Directions
Find how many lines hold the word "this". Give only the number.

Data to process
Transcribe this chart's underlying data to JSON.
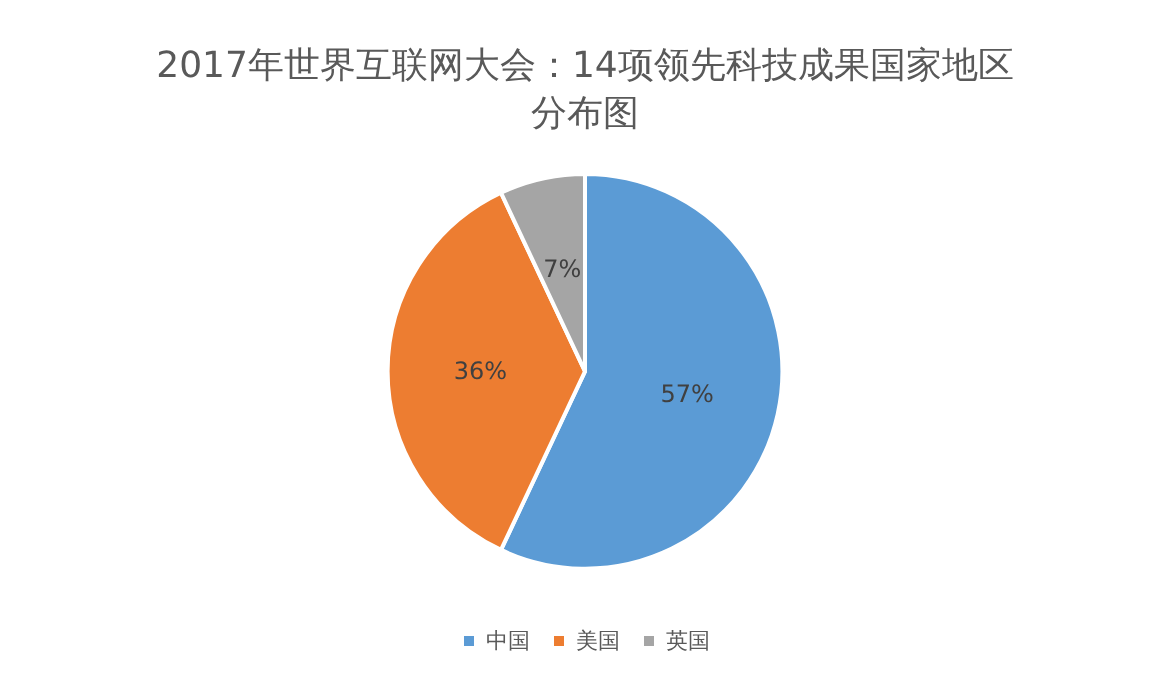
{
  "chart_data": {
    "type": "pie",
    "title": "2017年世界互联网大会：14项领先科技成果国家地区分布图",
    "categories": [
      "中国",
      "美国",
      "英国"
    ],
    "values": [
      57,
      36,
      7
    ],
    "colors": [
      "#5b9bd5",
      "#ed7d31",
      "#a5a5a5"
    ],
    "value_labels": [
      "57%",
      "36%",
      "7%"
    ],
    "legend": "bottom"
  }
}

---

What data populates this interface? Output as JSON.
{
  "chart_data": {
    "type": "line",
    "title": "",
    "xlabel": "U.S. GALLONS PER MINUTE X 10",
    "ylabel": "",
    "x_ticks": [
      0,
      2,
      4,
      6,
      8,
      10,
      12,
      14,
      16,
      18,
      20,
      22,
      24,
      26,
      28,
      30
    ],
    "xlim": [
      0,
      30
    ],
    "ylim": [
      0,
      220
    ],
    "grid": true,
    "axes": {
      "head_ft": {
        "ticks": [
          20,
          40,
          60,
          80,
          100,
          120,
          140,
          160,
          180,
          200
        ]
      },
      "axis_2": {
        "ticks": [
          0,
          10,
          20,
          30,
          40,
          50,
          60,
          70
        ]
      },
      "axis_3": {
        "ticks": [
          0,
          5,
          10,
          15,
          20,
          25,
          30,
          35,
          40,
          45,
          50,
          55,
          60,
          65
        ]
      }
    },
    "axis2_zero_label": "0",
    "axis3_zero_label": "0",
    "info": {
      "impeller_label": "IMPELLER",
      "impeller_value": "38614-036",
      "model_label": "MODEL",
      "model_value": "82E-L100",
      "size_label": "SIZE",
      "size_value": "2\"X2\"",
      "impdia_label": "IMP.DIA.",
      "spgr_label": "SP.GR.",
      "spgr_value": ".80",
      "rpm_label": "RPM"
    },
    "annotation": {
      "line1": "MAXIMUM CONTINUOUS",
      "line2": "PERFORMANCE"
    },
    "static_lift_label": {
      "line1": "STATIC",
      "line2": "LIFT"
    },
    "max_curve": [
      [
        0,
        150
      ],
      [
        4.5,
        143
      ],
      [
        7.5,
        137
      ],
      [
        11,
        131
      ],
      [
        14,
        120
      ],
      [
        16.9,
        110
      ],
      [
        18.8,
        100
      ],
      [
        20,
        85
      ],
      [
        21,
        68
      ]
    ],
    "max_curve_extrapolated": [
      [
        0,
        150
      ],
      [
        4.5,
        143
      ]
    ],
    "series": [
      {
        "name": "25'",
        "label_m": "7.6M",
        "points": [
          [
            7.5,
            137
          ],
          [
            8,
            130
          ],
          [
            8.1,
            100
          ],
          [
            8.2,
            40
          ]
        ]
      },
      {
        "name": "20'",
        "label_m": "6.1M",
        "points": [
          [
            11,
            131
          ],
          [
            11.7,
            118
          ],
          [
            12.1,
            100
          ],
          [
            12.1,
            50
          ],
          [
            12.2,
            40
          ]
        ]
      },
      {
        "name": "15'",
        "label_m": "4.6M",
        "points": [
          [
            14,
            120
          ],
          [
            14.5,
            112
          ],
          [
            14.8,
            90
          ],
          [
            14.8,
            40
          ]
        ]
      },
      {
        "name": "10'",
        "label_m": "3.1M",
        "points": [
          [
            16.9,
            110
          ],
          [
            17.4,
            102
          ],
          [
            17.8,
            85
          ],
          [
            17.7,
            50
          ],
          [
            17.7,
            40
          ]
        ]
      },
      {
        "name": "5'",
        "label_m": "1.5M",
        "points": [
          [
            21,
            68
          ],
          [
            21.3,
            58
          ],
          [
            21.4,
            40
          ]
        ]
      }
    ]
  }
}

The result
2